Problem to solve: How many of the lines that follow contain the word "Statement"? Give only the number.

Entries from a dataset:

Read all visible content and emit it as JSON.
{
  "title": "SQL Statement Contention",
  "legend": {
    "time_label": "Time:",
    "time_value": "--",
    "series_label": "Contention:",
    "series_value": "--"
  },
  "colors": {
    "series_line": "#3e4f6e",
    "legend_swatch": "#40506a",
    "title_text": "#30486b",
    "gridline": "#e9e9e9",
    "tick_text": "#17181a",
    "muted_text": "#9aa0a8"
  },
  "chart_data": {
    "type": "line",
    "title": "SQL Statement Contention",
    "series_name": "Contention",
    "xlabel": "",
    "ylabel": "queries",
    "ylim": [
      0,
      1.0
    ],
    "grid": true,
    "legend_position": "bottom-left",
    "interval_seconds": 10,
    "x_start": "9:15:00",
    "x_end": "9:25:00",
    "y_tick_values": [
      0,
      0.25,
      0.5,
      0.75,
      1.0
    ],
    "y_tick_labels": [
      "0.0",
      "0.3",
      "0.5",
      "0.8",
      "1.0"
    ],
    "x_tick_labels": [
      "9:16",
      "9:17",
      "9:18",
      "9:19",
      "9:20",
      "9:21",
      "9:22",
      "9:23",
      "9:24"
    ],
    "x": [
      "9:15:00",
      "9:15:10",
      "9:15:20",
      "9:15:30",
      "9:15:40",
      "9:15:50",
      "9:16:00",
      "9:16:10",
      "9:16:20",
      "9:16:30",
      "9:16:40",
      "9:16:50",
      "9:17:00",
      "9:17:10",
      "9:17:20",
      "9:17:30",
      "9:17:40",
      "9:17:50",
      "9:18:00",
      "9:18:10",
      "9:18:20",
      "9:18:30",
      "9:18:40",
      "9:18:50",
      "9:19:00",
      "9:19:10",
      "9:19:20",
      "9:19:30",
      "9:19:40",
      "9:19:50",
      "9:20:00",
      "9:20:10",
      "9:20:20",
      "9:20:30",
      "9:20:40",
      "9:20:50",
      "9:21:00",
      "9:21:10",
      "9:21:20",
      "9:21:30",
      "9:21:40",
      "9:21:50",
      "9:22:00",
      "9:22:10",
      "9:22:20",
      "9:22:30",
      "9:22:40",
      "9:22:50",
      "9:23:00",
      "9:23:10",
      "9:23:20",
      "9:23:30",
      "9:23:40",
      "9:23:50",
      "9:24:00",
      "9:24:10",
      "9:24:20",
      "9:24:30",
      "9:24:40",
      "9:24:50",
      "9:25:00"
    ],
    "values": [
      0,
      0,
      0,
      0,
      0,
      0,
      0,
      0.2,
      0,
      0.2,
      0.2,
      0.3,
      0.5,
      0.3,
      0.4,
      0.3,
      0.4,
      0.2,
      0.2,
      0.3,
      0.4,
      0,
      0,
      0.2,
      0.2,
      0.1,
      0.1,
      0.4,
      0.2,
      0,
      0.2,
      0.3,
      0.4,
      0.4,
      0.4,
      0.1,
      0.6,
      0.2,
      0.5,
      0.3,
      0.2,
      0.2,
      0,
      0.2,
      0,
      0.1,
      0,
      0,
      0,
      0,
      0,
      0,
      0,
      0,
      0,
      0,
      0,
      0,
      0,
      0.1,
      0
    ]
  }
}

Finished answer: 2